Transcribe the material in full, exactly as written.

** Start of Information supplied **

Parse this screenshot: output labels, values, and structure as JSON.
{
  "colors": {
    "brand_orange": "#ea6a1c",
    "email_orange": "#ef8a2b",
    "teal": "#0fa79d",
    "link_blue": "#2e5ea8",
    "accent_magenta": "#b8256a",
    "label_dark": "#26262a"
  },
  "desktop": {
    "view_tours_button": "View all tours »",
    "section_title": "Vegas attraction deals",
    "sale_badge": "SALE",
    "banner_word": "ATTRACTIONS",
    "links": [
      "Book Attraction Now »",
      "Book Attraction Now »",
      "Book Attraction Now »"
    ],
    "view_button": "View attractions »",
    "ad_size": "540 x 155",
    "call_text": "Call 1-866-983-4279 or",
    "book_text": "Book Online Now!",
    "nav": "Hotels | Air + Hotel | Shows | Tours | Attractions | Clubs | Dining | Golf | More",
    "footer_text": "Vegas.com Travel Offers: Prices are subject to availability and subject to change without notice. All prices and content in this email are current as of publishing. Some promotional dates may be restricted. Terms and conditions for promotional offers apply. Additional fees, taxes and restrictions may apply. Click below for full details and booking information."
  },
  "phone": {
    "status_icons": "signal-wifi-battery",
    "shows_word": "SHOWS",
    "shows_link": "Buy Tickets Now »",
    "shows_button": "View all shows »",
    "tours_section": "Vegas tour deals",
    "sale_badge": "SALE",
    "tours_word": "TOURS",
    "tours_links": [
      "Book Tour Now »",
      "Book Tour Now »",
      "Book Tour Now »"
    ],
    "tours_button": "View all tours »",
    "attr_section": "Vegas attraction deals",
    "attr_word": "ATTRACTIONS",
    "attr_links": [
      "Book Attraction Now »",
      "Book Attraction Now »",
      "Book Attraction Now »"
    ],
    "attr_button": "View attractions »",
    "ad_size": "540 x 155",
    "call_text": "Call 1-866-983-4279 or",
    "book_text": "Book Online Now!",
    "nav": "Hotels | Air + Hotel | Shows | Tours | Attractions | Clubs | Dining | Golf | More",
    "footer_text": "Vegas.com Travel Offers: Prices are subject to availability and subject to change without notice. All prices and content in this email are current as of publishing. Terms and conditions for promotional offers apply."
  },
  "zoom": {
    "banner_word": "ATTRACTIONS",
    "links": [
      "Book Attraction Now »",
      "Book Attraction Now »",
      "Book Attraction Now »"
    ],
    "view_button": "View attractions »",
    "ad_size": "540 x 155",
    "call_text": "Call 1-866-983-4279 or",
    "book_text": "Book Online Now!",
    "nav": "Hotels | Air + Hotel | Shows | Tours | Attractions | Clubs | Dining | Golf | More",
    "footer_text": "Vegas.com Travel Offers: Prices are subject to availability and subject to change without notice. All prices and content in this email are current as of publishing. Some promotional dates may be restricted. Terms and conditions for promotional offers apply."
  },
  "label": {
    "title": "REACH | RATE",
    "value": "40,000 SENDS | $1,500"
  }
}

** End of Information supplied **

Result below |
Parse this screenshot: output labels, values, and structure as JSON.
{
  "colors": {
    "brand_orange": "#ea6a1c",
    "email_orange": "#ef8a2b",
    "teal": "#0fa79d",
    "link_blue": "#2e5ea8",
    "accent_magenta": "#b8256a",
    "label_dark": "#26262a"
  },
  "desktop": {
    "view_tours_button": "View all tours »",
    "section_title": "Vegas attraction deals",
    "sale_badge": "SALE",
    "banner_word": "ATTRACTIONS",
    "links": [
      "Book Attraction Now »",
      "Book Attraction Now »",
      "Book Attraction Now »"
    ],
    "view_button": "View attractions »",
    "ad_size": "540 x 155",
    "call_text": "Call 1-866-983-4279 or",
    "book_text": "Book Online Now!",
    "nav": "Hotels | Air + Hotel | Shows | Tours | Attractions | Clubs | Dining | Golf | More",
    "footer_text": "Vegas.com Travel Offers: Prices are subject to availability and subject to change without notice. All prices and content in this email are current as of publishing. Some promotional dates may be restricted. Terms and conditions for promotional offers apply. Additional fees, taxes and restrictions may apply. Click below for full details and booking information."
  },
  "phone": {
    "status_icons": "signal-wifi-battery",
    "shows_word": "SHOWS",
    "shows_link": "Buy Tickets Now »",
    "shows_button": "View all shows »",
    "tours_section": "Vegas tour deals",
    "sale_badge": "SALE",
    "tours_word": "TOURS",
    "tours_links": [
      "Book Tour Now »",
      "Book Tour Now »",
      "Book Tour Now »"
    ],
    "tours_button": "View all tours »",
    "attr_section": "Vegas attraction deals",
    "attr_word": "ATTRACTIONS",
    "attr_links": [
      "Book Attraction Now »",
      "Book Attraction Now »",
      "Book Attraction Now »"
    ],
    "attr_button": "View attractions »",
    "ad_size": "540 x 155",
    "call_text": "Call 1-866-983-4279 or",
    "book_text": "Book Online Now!",
    "nav": "Hotels | Air + Hotel | Shows | Tours | Attractions | Clubs | Dining | Golf | More",
    "footer_text": "Vegas.com Travel Offers: Prices are subject to availability and subject to change without notice. All prices and content in this email are current as of publishing. Terms and conditions for promotional offers apply."
  },
  "zoom": {
    "banner_word": "ATTRACTIONS",
    "links": [
      "Book Attraction Now »",
      "Book Attraction Now »",
      "Book Attraction Now »"
    ],
    "view_button": "View attractions »",
    "ad_size": "540 x 155",
    "call_text": "Call 1-866-983-4279 or",
    "book_text": "Book Online Now!",
    "nav": "Hotels | Air + Hotel | Shows | Tours | Attractions | Clubs | Dining | Golf | More",
    "footer_text": "Vegas.com Travel Offers: Prices are subject to availability and subject to change without notice. All prices and content in this email are current as of publishing. Some promotional dates may be restricted. Terms and conditions for promotional offers apply."
  },
  "label": {
    "title": "REACH | RATE",
    "value": "40,000 SENDS | $1,500"
  }
}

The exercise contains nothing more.